++++ Supplied text ++++
To be honest, this discussion reminds me of someone saying that before we send out the fire-engine we need to give the fire-engine an MOT. The British government is in crisis at the moment with no government or potential government capable of getting the support of Parliament. There are lots of things wrong with elections as they are held in the UK at the moment, but government can’t go on. The kinds of reforms suggested would need substantial and difficult discussion and there is no time to implement them before an election.
“it seems likely that those behind him – Dominic Cummings, Steve Bannon and Nigel Farage – will deploy the strategy they used in the 2016 referendum: exploiting legal loopholes and the slow administration of justice, to lie and steal the vote.”
There are several crucial difference between General Elections and referenda, which discourage lying and unlawful donations in General Elections. Lying: in the UK at least, I think voters tend to be prejudiced against blatant liars in General Elections, because they don’t want to see a liar in Downing Street. Thus someone tending towards a political party’s policies may vote against that party if they see that party’s candidates as dishonest. But there was no similar incentive in the EU referendum, it would be illogical for someone already convinced that the UK should leave the EU to vote Remain because they disapproved of Vote Leave’s campaign. Unlawful donations: there is already a procedure for dealing with these. They can, and do, lead to elected MPs being ejected from Parliament and forced to rerun. This seems to work as an effective deterrent.
++++ Recorded information ++++
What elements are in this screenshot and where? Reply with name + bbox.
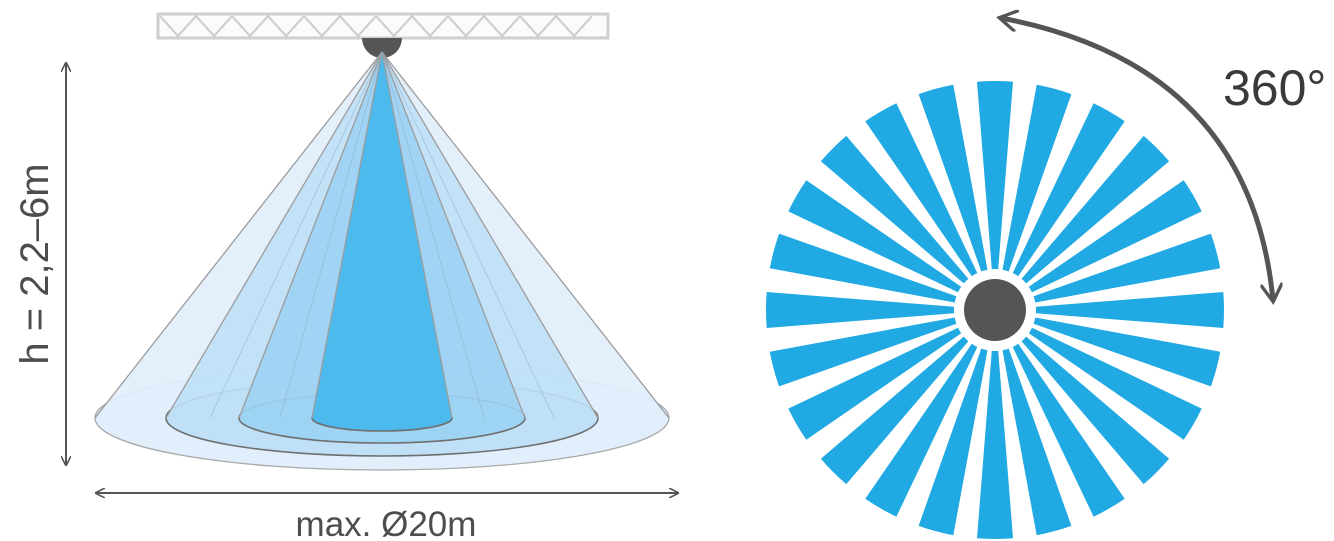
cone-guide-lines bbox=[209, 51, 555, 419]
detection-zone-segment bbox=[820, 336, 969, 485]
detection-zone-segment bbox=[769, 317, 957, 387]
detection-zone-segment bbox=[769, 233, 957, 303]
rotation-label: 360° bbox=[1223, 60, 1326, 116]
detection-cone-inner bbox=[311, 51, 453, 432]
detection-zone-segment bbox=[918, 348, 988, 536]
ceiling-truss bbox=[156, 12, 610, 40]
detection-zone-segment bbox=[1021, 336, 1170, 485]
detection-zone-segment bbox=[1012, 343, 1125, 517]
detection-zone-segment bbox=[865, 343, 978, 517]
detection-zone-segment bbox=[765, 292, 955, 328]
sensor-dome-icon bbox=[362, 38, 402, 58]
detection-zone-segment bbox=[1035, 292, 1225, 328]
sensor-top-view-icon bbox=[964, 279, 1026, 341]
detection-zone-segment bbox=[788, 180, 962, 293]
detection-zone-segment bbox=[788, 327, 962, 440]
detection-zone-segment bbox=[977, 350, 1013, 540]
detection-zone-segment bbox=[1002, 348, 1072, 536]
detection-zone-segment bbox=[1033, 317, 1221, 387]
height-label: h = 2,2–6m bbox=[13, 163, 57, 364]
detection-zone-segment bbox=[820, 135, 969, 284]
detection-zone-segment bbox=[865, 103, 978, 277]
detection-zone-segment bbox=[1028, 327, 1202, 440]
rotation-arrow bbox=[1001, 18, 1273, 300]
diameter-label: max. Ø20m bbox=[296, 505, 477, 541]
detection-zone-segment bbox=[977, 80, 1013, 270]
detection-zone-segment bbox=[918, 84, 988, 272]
++++
++++ Recorded information ++++
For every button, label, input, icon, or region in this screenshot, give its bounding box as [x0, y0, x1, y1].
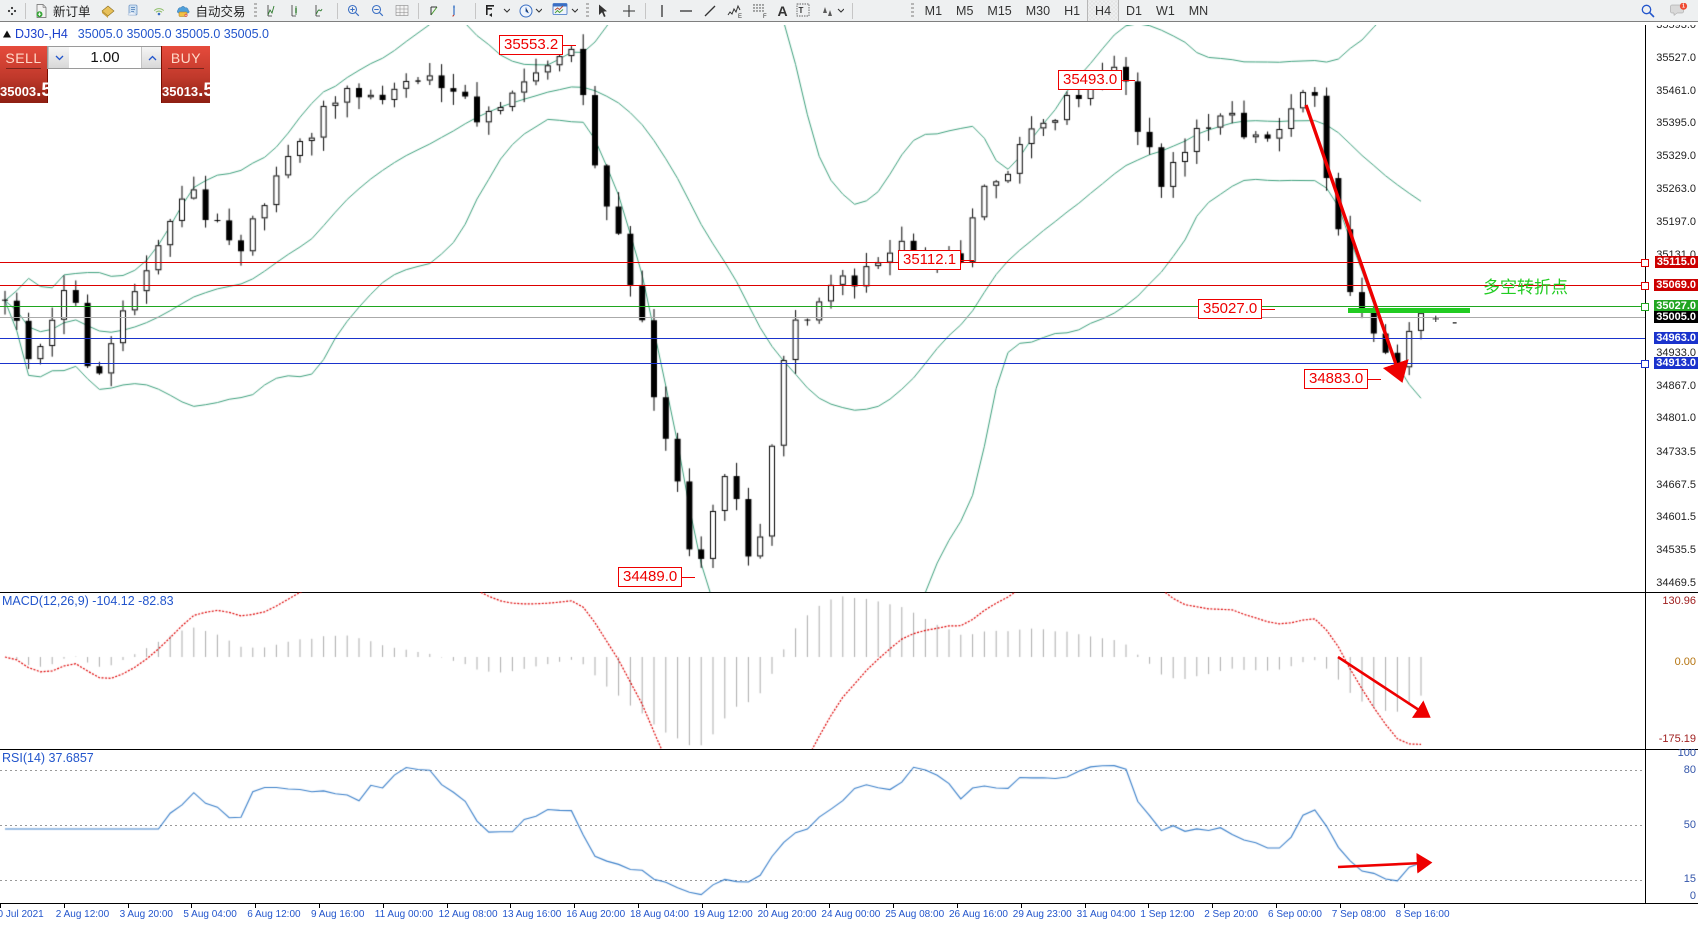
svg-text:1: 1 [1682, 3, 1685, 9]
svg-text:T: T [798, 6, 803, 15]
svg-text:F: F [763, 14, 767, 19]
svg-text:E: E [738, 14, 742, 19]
++++
++++ Recorded information ++++
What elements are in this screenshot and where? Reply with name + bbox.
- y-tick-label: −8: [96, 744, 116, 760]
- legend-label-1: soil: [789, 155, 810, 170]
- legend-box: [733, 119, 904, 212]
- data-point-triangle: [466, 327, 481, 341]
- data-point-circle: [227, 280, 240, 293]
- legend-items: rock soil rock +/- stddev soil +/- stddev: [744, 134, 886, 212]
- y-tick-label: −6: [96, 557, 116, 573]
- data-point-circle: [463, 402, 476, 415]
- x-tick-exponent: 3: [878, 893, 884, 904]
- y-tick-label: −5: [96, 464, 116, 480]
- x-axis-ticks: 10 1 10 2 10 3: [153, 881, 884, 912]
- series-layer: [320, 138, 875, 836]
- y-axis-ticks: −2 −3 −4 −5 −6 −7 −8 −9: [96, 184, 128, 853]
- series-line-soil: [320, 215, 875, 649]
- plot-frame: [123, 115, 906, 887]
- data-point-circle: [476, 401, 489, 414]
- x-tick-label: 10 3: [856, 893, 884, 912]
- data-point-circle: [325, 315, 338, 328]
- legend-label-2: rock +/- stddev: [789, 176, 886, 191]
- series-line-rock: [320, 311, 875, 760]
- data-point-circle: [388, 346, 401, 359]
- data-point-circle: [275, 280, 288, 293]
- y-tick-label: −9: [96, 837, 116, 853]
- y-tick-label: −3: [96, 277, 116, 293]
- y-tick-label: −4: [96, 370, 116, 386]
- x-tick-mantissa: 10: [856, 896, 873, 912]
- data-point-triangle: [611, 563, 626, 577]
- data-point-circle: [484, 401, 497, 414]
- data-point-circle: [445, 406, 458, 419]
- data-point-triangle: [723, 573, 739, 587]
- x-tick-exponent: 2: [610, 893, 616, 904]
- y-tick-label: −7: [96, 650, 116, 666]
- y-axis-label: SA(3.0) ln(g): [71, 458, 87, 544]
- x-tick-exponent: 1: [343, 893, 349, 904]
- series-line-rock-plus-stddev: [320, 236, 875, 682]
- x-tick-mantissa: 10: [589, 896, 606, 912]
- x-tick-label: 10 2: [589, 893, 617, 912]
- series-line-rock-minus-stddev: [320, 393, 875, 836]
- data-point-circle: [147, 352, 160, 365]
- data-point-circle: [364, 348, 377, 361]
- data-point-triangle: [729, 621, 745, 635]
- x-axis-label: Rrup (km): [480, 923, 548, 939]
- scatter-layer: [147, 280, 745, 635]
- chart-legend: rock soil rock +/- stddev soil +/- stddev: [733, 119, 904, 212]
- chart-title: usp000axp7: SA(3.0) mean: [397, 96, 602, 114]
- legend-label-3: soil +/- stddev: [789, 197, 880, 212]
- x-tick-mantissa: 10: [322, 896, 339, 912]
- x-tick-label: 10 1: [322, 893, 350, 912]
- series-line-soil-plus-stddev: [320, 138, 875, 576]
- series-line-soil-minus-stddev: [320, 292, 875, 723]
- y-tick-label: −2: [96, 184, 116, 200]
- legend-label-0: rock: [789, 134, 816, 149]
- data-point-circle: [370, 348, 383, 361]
++++
▶ Aim
Retype the election comment from "To be honest, this" up to and including "before an election.". Work from the election comment alone.

▶ Final result
To be honest, this discussion reminds me of someone saying that before we send out the fire-engine we need to give the fire-engine an MOT. The British government is in crisis at the moment with no government or potential government capable of getting the support of Parliament. There are lots of things wrong with elections as they are held in the UK at the moment, but government can’t go on. The kinds of reforms suggested would need substantial and difficult discussion and there is no time to implement them before an election.